[Extracted records]
•••••
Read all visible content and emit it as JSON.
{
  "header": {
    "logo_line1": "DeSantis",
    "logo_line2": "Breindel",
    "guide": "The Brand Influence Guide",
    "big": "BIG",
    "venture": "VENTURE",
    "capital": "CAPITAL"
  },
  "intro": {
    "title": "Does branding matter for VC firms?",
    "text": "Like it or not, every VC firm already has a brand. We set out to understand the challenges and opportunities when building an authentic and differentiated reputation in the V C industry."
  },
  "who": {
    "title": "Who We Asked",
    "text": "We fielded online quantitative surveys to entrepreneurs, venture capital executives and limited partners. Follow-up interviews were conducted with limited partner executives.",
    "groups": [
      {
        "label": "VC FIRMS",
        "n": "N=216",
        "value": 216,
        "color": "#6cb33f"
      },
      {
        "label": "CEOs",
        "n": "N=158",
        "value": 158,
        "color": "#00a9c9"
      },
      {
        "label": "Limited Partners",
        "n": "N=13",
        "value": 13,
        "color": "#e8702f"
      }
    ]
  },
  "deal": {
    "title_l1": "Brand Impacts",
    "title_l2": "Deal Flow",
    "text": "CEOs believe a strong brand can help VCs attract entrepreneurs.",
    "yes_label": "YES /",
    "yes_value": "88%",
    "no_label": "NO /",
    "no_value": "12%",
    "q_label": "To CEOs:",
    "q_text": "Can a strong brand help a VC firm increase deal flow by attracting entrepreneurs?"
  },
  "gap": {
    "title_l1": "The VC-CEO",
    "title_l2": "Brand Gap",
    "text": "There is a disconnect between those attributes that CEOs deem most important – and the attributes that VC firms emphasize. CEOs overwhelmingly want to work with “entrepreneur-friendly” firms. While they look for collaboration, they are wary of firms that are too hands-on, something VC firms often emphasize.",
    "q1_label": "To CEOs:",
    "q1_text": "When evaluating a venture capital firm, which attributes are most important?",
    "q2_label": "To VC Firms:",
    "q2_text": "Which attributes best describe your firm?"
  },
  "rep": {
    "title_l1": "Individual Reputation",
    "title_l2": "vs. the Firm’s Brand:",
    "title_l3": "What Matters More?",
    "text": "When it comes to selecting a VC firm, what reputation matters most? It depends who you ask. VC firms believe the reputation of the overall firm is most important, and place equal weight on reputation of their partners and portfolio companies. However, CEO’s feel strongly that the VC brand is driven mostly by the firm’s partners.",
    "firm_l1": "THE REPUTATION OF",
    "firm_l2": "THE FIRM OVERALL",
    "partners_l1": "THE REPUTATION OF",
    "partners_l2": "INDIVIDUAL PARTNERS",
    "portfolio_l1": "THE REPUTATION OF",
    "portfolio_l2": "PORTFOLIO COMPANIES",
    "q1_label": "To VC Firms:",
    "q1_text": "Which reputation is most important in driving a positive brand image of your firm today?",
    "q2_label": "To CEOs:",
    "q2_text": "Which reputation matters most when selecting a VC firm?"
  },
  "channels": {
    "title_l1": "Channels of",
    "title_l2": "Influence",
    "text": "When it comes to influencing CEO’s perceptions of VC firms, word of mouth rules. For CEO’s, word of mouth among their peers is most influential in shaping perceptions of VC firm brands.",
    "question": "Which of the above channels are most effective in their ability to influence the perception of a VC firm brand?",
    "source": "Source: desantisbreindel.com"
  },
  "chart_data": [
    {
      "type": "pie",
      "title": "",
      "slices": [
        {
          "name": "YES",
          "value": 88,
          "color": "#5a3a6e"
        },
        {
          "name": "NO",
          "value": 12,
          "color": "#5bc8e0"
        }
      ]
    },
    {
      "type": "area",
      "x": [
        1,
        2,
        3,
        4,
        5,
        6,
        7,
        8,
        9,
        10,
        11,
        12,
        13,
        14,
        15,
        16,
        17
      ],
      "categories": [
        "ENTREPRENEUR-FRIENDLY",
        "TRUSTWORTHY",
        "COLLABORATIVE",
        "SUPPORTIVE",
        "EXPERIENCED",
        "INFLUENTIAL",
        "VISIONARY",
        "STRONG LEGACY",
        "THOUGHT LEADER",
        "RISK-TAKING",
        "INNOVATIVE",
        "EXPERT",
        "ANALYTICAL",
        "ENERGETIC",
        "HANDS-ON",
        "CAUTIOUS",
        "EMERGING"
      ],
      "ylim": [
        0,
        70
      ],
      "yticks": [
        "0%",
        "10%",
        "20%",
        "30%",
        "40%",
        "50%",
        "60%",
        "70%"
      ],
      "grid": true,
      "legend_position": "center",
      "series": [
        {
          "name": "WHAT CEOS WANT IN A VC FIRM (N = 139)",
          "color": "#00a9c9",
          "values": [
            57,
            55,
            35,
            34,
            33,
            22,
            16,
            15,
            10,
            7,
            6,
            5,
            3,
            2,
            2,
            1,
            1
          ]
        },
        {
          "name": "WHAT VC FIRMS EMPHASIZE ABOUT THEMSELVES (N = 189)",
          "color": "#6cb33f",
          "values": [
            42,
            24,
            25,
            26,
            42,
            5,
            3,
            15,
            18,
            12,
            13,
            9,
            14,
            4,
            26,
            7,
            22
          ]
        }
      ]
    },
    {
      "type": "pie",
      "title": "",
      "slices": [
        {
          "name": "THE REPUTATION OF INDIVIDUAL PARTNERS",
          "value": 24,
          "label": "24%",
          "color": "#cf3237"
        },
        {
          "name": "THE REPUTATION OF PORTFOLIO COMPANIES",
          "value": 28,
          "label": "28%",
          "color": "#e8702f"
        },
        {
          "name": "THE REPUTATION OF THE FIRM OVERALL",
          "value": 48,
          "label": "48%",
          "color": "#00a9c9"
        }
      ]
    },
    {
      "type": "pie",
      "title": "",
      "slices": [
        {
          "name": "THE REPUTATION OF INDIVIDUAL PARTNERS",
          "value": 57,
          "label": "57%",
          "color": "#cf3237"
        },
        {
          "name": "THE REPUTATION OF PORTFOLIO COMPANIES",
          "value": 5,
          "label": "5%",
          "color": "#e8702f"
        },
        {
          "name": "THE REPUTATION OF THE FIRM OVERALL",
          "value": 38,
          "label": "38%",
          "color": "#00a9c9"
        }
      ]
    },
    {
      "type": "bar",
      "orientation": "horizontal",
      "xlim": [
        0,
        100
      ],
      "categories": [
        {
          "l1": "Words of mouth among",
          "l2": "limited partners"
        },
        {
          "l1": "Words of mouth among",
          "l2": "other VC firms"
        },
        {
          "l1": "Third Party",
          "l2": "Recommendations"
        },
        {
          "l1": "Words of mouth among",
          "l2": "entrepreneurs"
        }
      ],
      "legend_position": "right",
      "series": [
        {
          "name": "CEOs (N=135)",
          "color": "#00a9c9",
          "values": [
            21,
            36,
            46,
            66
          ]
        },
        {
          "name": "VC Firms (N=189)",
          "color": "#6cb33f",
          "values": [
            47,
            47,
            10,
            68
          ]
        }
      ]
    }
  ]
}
•••••
§ **Description of the task**
Repeat the data precisely, reproducing every entry.

§ **Written solution**
Read all visible content and emit it as JSON.
{
  "header": {
    "logo_line1": "DeSantis",
    "logo_line2": "Breindel",
    "guide": "The Brand Influence Guide",
    "big": "BIG",
    "venture": "VENTURE",
    "capital": "CAPITAL"
  },
  "intro": {
    "title": "Does branding matter for VC firms?",
    "text": "Like it or not, every VC firm already has a brand. We set out to understand the challenges and opportunities when building an authentic and differentiated reputation in the V C industry."
  },
  "who": {
    "title": "Who We Asked",
    "text": "We fielded online quantitative surveys to entrepreneurs, venture capital executives and limited partners. Follow-up interviews were conducted with limited partner executives.",
    "groups": [
      {
        "label": "VC FIRMS",
        "n": "N=216",
        "value": 216,
        "color": "#6cb33f"
      },
      {
        "label": "CEOs",
        "n": "N=158",
        "value": 158,
        "color": "#00a9c9"
      },
      {
        "label": "Limited Partners",
        "n": "N=13",
        "value": 13,
        "color": "#e8702f"
      }
    ]
  },
  "deal": {
    "title_l1": "Brand Impacts",
    "title_l2": "Deal Flow",
    "text": "CEOs believe a strong brand can help VCs attract entrepreneurs.",
    "yes_label": "YES /",
    "yes_value": "88%",
    "no_label": "NO /",
    "no_value": "12%",
    "q_label": "To CEOs:",
    "q_text": "Can a strong brand help a VC firm increase deal flow by attracting entrepreneurs?"
  },
  "gap": {
    "title_l1": "The VC-CEO",
    "title_l2": "Brand Gap",
    "text": "There is a disconnect between those attributes that CEOs deem most important – and the attributes that VC firms emphasize. CEOs overwhelmingly want to work with “entrepreneur-friendly” firms. While they look for collaboration, they are wary of firms that are too hands-on, something VC firms often emphasize.",
    "q1_label": "To CEOs:",
    "q1_text": "When evaluating a venture capital firm, which attributes are most important?",
    "q2_label": "To VC Firms:",
    "q2_text": "Which attributes best describe your firm?"
  },
  "rep": {
    "title_l1": "Individual Reputation",
    "title_l2": "vs. the Firm’s Brand:",
    "title_l3": "What Matters More?",
    "text": "When it comes to selecting a VC firm, what reputation matters most? It depends who you ask. VC firms believe the reputation of the overall firm is most important, and place equal weight on reputation of their partners and portfolio companies. However, CEO’s feel strongly that the VC brand is driven mostly by the firm’s partners.",
    "firm_l1": "THE REPUTATION OF",
    "firm_l2": "THE FIRM OVERALL",
    "partners_l1": "THE REPUTATION OF",
    "partners_l2": "INDIVIDUAL PARTNERS",
    "portfolio_l1": "THE REPUTATION OF",
    "portfolio_l2": "PORTFOLIO COMPANIES",
    "q1_label": "To VC Firms:",
    "q1_text": "Which reputation is most important in driving a positive brand image of your firm today?",
    "q2_label": "To CEOs:",
    "q2_text": "Which reputation matters most when selecting a VC firm?"
  },
  "channels": {
    "title_l1": "Channels of",
    "title_l2": "Influence",
    "text": "When it comes to influencing CEO’s perceptions of VC firms, word of mouth rules. For CEO’s, word of mouth among their peers is most influential in shaping perceptions of VC firm brands.",
    "question": "Which of the above channels are most effective in their ability to influence the perception of a VC firm brand?",
    "source": "Source: desantisbreindel.com"
  },
  "chart_data": [
    {
      "type": "pie",
      "title": "",
      "slices": [
        {
          "name": "YES",
          "value": 88,
          "color": "#5a3a6e"
        },
        {
          "name": "NO",
          "value": 12,
          "color": "#5bc8e0"
        }
      ]
    },
    {
      "type": "area",
      "x": [
        1,
        2,
        3,
        4,
        5,
        6,
        7,
        8,
        9,
        10,
        11,
        12,
        13,
        14,
        15,
        16,
        17
      ],
      "categories": [
        "ENTREPRENEUR-FRIENDLY",
        "TRUSTWORTHY",
        "COLLABORATIVE",
        "SUPPORTIVE",
        "EXPERIENCED",
        "INFLUENTIAL",
        "VISIONARY",
        "STRONG LEGACY",
        "THOUGHT LEADER",
        "RISK-TAKING",
        "INNOVATIVE",
        "EXPERT",
        "ANALYTICAL",
        "ENERGETIC",
        "HANDS-ON",
        "CAUTIOUS",
        "EMERGING"
      ],
      "ylim": [
        0,
        70
      ],
      "yticks": [
        "0%",
        "10%",
        "20%",
        "30%",
        "40%",
        "50%",
        "60%",
        "70%"
      ],
      "grid": true,
      "legend_position": "center",
      "series": [
        {
          "name": "WHAT CEOS WANT IN A VC FIRM (N = 139)",
          "color": "#00a9c9",
          "values": [
            57,
            55,
            35,
            34,
            33,
            22,
            16,
            15,
            10,
            7,
            6,
            5,
            3,
            2,
            2,
            1,
            1
          ]
        },
        {
          "name": "WHAT VC FIRMS EMPHASIZE ABOUT THEMSELVES (N = 189)",
          "color": "#6cb33f",
          "values": [
            42,
            24,
            25,
            26,
            42,
            5,
            3,
            15,
            18,
            12,
            13,
            9,
            14,
            4,
            26,
            7,
            22
          ]
        }
      ]
    },
    {
      "type": "pie",
      "title": "",
      "slices": [
        {
          "name": "THE REPUTATION OF INDIVIDUAL PARTNERS",
          "value": 24,
          "label": "24%",
          "color": "#cf3237"
        },
        {
          "name": "THE REPUTATION OF PORTFOLIO COMPANIES",
          "value": 28,
          "label": "28%",
          "color": "#e8702f"
        },
        {
          "name": "THE REPUTATION OF THE FIRM OVERALL",
          "value": 48,
          "label": "48%",
          "color": "#00a9c9"
        }
      ]
    },
    {
      "type": "pie",
      "title": "",
      "slices": [
        {
          "name": "THE REPUTATION OF INDIVIDUAL PARTNERS",
          "value": 57,
          "label": "57%",
          "color": "#cf3237"
        },
        {
          "name": "THE REPUTATION OF PORTFOLIO COMPANIES",
          "value": 5,
          "label": "5%",
          "color": "#e8702f"
        },
        {
          "name": "THE REPUTATION OF THE FIRM OVERALL",
          "value": 38,
          "label": "38%",
          "color": "#00a9c9"
        }
      ]
    },
    {
      "type": "bar",
      "orientation": "horizontal",
      "xlim": [
        0,
        100
      ],
      "categories": [
        {
          "l1": "Words of mouth among",
          "l2": "limited partners"
        },
        {
          "l1": "Words of mouth among",
          "l2": "other VC firms"
        },
        {
          "l1": "Third Party",
          "l2": "Recommendations"
        },
        {
          "l1": "Words of mouth among",
          "l2": "entrepreneurs"
        }
      ],
      "legend_position": "right",
      "series": [
        {
          "name": "CEOs (N=135)",
          "color": "#00a9c9",
          "values": [
            21,
            36,
            46,
            66
          ]
        },
        {
          "name": "VC Firms (N=189)",
          "color": "#6cb33f",
          "values": [
            47,
            47,
            10,
            68
          ]
        }
      ]
    }
  ]
}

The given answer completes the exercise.